Start of RECORDS FOR THE TASK
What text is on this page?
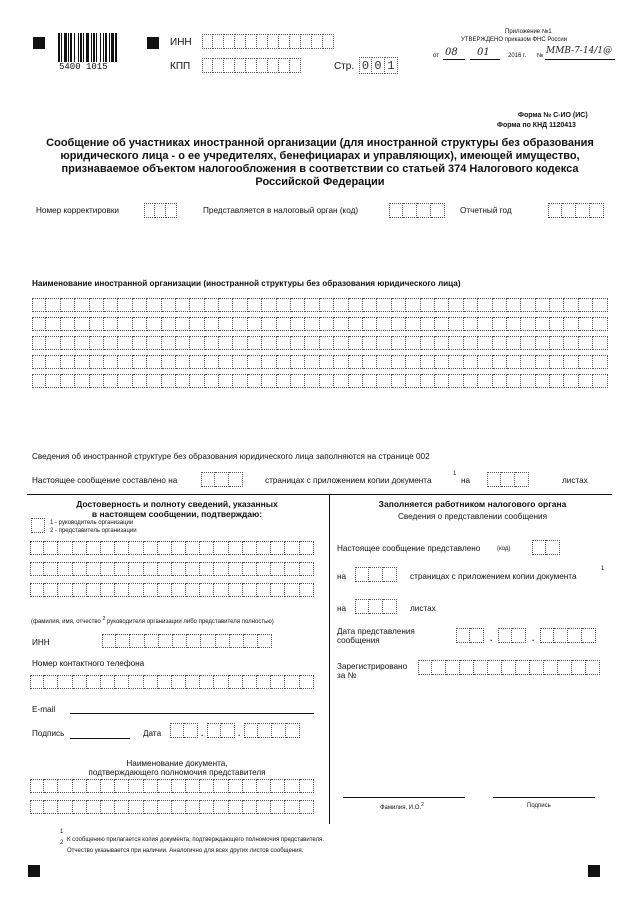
5400 1015
ИНН
КПП	Стр. 0 0 1
Приложение №1
УТВЕРЖДЕНО приказом ФНС России
от 08 01	2016 г. № ММВ-7-14/1@
Форма № С-ИО (ИС)
Форма по КНД 1120413
Сообщение об участниках иностранной организации (для иностранной структуры без образования
юридического лица - о ее учредителях, бенефициарах и управляющих), имеющей имущество,
признаваемое объектом налогообложения в соответствии со статьей 374 Налогового кодекса
Российской Федерации
Номер корректировки	Представляется в налоговый орган (код)	Отчетный год
Наименование иностранной организации (иностранной структуры без образования юридического лица)
Сведения об иностранной структуре без образования юридического лица заполняются на странице 002
Настоящее сообщение составлено на	страницах с приложением копии документа
1
на	листах
Достоверность и полноту сведений, указанных
в настоящем сообщении, подтверждаю:
1 - руководитель организации
2 - представитель организации
(фамилия, имя, отчество $^2$ руководителя организации либо представителя полностью)
ИНН
Номер контактного телефона
E-mail
Подпись	Дата	.	.
Наименование документа,
подтверждающего полномочия представителя
Заполняется работником налогового органа
Сведения о представлении сообщения
Настоящее сообщение представлено	(код)
на	страницах с приложением копии документа
1
на	листах
Дата представления
сообщения	.	.
Зарегистрировано
за №
Фамилия, И.О.$^2$	Подпись
1
К сообщению прилагается копия документа, подтверждающего полномочия представителя.
2
Отчество указывается при наличии. Аналогично для всех других листов сообщения.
End of RECORDS FOR THE TASK
Say how many lines in the listing above include "страницах". Give nothing but the number.

2